• [Aim]:
Give the number of lines that include the word "Radius", and nothing else.
# START OF Extracted entries
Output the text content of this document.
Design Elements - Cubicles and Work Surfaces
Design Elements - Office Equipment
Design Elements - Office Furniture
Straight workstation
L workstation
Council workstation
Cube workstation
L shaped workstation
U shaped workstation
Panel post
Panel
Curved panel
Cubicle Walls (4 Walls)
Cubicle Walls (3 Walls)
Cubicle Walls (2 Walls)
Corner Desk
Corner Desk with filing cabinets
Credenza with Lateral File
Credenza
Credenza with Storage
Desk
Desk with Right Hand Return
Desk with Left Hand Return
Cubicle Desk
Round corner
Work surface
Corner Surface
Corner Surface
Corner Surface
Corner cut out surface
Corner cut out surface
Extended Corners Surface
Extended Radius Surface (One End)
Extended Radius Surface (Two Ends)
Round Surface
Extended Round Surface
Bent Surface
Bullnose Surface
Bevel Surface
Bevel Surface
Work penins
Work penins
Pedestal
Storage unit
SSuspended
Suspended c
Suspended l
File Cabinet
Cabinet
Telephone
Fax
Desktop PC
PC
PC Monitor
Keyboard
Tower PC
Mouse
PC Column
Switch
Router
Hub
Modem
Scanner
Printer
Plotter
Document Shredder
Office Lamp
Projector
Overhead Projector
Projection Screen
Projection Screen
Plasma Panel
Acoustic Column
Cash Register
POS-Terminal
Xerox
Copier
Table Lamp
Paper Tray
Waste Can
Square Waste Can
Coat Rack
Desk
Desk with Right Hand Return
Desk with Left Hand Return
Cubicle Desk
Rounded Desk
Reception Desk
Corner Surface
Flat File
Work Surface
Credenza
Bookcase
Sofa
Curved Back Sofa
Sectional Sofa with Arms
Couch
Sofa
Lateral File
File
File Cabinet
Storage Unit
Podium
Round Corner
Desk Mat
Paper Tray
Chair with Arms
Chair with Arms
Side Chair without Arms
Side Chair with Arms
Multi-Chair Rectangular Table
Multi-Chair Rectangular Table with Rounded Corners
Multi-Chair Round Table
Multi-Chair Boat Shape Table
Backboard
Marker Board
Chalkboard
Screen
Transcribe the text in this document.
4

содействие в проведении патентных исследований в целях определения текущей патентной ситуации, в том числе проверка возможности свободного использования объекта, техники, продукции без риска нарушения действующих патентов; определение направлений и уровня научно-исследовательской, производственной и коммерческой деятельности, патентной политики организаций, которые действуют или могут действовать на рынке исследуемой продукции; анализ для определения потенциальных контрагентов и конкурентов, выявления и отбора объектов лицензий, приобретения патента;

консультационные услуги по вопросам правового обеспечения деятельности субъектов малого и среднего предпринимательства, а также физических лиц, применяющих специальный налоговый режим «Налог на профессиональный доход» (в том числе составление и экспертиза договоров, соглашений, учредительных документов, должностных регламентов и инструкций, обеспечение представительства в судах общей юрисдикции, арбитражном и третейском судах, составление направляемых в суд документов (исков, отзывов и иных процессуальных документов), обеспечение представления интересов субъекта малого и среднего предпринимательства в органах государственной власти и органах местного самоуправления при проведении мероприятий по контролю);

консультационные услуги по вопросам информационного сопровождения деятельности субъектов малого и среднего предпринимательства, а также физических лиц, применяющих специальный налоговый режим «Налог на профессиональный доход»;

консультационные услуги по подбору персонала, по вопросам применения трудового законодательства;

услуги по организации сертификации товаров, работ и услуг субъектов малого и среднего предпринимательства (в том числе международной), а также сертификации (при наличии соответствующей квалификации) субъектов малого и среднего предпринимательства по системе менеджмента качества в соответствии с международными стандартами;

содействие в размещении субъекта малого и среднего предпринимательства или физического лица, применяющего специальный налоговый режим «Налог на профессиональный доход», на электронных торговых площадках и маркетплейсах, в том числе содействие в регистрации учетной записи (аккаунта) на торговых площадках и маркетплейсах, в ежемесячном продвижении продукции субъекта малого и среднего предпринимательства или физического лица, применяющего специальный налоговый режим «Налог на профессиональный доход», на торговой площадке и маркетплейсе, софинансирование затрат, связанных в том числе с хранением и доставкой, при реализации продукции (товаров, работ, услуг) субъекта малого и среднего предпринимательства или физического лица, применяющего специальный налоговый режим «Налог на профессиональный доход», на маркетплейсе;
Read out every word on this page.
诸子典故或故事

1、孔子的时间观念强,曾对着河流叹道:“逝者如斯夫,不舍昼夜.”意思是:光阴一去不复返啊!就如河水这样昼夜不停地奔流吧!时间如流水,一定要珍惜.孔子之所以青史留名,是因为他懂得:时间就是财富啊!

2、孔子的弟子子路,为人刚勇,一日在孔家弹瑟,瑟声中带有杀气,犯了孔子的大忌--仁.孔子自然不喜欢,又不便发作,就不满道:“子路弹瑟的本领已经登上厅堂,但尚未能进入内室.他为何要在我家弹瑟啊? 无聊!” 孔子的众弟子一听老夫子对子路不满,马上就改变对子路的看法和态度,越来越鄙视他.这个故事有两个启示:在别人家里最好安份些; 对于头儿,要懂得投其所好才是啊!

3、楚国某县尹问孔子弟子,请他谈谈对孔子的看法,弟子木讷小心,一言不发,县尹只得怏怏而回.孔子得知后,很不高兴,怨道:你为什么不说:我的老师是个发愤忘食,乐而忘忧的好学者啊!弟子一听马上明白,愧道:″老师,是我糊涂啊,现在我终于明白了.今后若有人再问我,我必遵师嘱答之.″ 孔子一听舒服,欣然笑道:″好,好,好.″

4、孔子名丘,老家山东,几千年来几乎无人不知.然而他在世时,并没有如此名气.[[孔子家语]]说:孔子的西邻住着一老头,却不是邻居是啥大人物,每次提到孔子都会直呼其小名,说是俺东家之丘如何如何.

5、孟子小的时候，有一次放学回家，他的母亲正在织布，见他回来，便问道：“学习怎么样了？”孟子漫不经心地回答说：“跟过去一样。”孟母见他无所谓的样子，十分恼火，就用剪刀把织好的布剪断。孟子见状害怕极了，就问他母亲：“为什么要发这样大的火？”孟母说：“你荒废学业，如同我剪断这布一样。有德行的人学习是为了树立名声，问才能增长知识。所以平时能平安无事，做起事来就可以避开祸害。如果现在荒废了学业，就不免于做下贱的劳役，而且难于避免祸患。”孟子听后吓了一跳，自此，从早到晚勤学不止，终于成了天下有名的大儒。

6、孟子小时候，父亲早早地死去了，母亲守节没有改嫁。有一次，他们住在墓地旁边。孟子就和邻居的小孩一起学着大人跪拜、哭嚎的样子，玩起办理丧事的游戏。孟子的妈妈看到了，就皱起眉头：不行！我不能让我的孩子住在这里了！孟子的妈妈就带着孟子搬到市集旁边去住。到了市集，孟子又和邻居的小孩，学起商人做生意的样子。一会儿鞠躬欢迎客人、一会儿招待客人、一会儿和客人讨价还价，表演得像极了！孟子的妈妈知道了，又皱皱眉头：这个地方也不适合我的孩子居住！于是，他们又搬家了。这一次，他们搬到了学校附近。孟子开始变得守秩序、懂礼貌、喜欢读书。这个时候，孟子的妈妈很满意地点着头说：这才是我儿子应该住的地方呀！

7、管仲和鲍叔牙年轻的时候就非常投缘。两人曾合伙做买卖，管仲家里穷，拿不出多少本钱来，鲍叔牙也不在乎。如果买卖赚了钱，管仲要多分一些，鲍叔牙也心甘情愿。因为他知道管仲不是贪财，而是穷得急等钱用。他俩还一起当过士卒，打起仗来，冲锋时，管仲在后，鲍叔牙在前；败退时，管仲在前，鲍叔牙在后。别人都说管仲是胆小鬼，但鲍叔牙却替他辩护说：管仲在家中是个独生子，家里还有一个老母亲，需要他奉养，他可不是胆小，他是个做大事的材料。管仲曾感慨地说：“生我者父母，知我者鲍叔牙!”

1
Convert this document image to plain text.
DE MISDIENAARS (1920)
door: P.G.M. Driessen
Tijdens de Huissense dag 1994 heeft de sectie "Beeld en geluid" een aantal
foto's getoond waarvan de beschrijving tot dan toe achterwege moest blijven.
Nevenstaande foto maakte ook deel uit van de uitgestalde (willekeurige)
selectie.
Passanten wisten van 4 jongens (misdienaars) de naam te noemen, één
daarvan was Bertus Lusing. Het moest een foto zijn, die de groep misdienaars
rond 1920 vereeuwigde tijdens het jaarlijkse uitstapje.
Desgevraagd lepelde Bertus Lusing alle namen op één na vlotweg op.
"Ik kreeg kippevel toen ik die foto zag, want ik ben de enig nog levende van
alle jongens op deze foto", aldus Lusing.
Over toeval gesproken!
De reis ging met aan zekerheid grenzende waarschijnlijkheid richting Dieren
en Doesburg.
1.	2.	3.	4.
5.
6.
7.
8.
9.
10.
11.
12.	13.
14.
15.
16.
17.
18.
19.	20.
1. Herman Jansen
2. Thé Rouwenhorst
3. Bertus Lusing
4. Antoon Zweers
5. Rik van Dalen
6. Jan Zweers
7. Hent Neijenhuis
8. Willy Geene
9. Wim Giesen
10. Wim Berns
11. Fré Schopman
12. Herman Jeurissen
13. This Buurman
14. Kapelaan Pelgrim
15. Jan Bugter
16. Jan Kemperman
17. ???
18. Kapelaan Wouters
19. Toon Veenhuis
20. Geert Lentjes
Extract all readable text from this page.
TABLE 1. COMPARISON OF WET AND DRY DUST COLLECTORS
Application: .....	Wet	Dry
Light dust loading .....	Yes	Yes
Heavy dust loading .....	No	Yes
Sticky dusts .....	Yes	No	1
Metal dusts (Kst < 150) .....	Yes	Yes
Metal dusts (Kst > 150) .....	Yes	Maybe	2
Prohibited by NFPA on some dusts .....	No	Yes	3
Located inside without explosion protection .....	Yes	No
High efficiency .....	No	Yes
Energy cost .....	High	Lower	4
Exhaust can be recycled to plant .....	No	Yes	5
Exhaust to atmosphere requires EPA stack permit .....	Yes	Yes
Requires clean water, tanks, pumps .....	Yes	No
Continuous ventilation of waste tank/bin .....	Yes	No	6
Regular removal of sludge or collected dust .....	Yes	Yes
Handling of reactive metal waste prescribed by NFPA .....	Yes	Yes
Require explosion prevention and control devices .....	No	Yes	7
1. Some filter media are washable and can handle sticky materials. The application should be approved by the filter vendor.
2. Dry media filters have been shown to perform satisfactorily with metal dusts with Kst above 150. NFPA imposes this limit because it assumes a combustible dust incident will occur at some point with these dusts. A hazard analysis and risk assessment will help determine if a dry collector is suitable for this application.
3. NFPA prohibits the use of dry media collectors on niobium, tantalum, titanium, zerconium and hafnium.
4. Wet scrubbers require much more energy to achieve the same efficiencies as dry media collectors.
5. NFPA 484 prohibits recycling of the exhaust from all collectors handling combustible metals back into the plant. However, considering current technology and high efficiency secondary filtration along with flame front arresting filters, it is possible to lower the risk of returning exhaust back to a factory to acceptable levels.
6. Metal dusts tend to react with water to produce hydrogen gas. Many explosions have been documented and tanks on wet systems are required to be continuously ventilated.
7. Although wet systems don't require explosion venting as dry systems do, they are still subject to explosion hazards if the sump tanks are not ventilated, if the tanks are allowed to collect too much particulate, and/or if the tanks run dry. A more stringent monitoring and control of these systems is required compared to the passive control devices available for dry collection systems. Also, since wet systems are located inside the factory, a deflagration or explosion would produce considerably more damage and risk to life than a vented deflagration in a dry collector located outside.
# END OF Extracted entries
• [Written solution]:
2